> **Set exercise**: Lines that hold the string "marker" are to be counted; give only their number.

> **Dataset content**:
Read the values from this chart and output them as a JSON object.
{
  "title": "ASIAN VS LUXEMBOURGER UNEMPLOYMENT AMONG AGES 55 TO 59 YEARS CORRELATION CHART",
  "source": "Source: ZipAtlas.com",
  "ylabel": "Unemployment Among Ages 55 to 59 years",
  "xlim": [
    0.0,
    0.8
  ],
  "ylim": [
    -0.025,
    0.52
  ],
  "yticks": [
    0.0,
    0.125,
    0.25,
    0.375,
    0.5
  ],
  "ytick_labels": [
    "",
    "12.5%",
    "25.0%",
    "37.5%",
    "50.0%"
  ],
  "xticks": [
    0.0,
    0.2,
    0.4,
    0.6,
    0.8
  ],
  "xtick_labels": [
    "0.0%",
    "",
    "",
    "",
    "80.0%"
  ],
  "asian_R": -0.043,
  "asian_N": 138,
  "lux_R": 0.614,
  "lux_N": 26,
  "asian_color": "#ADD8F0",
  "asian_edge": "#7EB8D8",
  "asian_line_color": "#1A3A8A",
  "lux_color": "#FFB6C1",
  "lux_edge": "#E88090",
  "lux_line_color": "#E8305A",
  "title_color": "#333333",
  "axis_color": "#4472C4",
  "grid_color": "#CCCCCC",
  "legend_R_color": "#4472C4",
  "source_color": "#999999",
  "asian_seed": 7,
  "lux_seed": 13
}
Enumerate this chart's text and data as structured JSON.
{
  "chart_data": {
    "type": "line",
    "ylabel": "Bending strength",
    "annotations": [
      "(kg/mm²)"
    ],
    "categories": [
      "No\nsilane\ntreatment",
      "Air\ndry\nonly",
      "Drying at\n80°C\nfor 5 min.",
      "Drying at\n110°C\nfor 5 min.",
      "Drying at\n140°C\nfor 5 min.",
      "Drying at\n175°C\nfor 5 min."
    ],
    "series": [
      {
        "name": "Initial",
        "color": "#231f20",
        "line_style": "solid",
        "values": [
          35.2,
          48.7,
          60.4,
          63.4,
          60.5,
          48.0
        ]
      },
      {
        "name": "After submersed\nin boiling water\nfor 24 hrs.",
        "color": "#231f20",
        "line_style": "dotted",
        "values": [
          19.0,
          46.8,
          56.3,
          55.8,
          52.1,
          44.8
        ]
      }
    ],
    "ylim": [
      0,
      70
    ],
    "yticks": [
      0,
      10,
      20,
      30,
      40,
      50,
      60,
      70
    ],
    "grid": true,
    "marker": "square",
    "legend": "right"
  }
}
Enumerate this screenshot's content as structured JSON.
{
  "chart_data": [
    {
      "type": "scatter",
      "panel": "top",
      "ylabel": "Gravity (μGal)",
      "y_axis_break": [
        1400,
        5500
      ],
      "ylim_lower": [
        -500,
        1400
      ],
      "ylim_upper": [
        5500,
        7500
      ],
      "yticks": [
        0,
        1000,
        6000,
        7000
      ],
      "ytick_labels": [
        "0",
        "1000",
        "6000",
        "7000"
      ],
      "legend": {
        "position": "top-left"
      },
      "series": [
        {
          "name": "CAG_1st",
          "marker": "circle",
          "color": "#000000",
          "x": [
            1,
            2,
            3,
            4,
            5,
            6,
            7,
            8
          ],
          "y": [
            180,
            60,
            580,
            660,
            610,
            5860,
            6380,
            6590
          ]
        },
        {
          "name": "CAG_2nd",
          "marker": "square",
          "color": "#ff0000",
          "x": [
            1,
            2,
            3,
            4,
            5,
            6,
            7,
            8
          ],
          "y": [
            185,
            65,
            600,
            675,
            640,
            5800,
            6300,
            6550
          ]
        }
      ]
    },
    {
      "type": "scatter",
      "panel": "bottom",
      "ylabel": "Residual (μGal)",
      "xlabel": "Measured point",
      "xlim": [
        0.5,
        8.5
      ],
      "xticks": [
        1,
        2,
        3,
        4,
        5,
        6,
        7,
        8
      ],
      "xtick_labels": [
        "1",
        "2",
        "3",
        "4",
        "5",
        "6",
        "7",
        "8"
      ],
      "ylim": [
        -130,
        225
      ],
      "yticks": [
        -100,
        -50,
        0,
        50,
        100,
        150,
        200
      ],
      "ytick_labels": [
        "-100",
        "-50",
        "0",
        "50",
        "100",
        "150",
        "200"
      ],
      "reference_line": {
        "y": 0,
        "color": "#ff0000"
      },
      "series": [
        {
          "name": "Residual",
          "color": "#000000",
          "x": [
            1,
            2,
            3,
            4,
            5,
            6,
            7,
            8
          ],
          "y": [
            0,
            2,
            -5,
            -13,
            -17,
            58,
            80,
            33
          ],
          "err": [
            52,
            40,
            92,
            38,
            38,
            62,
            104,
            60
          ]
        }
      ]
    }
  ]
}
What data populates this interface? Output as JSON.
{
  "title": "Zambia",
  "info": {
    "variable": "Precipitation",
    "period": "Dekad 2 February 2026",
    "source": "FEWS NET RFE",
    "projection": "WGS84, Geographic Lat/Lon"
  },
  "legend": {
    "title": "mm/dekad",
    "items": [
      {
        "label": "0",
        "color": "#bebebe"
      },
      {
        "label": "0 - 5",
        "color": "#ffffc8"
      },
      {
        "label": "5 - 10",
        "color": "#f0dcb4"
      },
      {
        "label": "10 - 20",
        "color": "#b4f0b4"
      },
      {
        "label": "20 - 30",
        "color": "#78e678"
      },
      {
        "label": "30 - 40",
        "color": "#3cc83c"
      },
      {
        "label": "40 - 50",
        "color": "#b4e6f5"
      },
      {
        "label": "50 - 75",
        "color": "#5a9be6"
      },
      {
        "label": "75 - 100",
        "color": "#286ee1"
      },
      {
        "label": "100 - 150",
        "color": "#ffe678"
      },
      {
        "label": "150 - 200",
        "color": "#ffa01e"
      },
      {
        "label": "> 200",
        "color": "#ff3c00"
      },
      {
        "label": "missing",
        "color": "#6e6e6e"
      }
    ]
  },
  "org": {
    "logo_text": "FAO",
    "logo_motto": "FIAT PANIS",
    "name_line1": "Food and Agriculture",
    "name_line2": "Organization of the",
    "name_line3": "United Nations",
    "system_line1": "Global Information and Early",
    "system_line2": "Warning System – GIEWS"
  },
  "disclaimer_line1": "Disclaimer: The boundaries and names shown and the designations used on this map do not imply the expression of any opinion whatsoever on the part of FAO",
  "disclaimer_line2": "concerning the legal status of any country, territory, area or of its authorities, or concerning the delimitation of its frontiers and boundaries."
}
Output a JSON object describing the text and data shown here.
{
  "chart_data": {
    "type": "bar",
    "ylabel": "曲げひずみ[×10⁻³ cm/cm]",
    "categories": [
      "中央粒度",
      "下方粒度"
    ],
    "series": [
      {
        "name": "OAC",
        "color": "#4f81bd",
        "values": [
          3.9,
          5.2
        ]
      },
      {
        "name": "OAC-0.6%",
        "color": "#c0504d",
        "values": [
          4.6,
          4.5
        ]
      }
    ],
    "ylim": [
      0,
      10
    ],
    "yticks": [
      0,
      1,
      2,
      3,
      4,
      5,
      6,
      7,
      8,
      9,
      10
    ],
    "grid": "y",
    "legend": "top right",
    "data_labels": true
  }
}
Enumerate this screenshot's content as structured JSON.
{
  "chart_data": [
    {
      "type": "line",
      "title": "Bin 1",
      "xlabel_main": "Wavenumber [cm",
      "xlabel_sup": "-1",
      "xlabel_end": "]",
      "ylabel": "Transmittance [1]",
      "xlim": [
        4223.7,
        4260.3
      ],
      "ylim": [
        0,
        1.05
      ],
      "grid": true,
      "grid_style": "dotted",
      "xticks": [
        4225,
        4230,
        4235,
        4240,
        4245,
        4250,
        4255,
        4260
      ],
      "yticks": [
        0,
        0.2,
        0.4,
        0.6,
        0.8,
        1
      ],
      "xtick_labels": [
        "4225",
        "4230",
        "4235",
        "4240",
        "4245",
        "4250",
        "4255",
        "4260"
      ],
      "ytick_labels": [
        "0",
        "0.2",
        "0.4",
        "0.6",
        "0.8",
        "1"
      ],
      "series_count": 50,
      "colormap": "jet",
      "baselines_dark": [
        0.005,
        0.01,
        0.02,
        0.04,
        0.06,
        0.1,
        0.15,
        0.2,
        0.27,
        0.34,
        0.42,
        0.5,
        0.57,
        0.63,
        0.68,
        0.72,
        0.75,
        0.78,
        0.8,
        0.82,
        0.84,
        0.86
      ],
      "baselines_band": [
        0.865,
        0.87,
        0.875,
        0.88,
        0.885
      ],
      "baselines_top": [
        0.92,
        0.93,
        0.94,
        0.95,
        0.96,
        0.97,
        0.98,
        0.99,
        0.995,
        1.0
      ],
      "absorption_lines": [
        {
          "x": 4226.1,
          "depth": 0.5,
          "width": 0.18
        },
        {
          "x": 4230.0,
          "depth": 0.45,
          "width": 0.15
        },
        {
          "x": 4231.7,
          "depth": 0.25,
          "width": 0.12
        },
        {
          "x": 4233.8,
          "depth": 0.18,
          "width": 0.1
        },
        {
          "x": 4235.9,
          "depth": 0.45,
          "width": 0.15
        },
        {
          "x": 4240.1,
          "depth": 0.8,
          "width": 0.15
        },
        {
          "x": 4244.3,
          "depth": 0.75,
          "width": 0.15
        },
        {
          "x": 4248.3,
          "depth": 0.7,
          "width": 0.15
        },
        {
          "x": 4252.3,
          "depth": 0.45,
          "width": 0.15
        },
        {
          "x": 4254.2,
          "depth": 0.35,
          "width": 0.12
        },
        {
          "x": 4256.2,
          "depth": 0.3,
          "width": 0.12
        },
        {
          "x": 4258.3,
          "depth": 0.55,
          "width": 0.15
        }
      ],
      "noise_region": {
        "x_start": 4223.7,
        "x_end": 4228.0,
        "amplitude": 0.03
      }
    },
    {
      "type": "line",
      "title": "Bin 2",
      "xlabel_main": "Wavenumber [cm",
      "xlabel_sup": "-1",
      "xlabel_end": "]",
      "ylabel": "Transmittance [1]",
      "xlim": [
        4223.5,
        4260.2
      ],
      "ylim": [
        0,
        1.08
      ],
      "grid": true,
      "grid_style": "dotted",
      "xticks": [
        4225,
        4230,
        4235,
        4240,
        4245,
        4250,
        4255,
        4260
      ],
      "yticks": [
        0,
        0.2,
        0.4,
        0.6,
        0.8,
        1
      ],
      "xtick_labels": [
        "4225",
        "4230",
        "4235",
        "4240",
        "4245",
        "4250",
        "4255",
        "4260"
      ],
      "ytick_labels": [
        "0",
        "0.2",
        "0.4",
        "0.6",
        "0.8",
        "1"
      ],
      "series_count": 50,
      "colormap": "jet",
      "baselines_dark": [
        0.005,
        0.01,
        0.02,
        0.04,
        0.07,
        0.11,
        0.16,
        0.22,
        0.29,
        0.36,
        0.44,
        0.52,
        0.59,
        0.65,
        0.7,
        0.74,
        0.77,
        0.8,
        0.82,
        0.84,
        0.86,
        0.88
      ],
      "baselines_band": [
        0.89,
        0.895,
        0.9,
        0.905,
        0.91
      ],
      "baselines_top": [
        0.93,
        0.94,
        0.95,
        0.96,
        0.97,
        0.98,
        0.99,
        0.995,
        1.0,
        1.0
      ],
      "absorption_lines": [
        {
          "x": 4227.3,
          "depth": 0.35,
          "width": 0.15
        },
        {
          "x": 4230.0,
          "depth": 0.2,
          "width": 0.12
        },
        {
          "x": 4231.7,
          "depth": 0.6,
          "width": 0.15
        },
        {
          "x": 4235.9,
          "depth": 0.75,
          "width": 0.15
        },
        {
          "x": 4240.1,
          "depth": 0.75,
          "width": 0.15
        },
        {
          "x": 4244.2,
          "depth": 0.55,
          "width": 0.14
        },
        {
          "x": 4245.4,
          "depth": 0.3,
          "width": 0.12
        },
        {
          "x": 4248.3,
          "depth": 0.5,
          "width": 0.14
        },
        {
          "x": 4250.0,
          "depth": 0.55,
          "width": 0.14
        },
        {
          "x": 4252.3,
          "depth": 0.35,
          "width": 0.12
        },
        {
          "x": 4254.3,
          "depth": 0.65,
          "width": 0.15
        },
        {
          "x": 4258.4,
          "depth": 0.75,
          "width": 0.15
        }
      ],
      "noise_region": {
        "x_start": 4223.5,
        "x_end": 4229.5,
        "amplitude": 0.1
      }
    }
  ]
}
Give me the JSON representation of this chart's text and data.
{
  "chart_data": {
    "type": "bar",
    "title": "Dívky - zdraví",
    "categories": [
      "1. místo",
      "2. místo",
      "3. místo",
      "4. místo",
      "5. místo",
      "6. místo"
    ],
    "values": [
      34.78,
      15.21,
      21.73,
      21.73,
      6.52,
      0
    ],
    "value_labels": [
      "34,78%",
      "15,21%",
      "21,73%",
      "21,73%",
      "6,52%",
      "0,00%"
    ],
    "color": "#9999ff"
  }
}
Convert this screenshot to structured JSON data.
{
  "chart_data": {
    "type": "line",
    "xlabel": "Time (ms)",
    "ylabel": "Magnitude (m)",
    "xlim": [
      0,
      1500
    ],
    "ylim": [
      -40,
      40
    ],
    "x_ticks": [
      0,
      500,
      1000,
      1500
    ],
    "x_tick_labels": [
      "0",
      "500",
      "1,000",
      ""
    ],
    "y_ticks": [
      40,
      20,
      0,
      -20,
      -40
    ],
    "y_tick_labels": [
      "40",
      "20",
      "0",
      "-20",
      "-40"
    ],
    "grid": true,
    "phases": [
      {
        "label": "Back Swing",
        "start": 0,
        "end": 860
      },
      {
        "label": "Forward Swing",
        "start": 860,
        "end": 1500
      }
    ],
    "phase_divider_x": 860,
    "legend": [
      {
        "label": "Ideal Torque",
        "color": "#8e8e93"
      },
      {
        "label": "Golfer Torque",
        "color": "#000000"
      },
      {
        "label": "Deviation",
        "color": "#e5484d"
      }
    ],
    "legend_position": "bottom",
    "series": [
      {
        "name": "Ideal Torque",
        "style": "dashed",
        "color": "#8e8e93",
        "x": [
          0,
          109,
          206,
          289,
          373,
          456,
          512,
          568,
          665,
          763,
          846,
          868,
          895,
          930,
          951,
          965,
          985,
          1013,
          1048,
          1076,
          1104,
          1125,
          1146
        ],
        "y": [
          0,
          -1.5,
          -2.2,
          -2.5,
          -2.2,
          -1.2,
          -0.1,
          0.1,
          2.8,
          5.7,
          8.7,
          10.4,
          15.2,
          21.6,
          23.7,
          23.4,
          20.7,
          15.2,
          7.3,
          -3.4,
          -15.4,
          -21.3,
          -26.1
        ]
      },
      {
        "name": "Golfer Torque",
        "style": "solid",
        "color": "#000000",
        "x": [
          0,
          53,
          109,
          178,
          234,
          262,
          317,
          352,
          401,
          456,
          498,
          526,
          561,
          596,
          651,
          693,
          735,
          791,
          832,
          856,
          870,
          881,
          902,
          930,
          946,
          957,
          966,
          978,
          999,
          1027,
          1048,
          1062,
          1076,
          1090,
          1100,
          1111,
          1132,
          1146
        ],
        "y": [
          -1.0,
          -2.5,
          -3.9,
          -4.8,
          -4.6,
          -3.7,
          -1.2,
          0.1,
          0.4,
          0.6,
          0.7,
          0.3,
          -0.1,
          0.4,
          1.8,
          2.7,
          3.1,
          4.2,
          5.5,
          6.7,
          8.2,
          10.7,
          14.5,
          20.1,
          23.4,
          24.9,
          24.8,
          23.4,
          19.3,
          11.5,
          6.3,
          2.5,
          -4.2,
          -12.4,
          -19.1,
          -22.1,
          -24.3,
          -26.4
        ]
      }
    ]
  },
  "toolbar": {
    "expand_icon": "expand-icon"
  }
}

> **Output for this exercise**: 3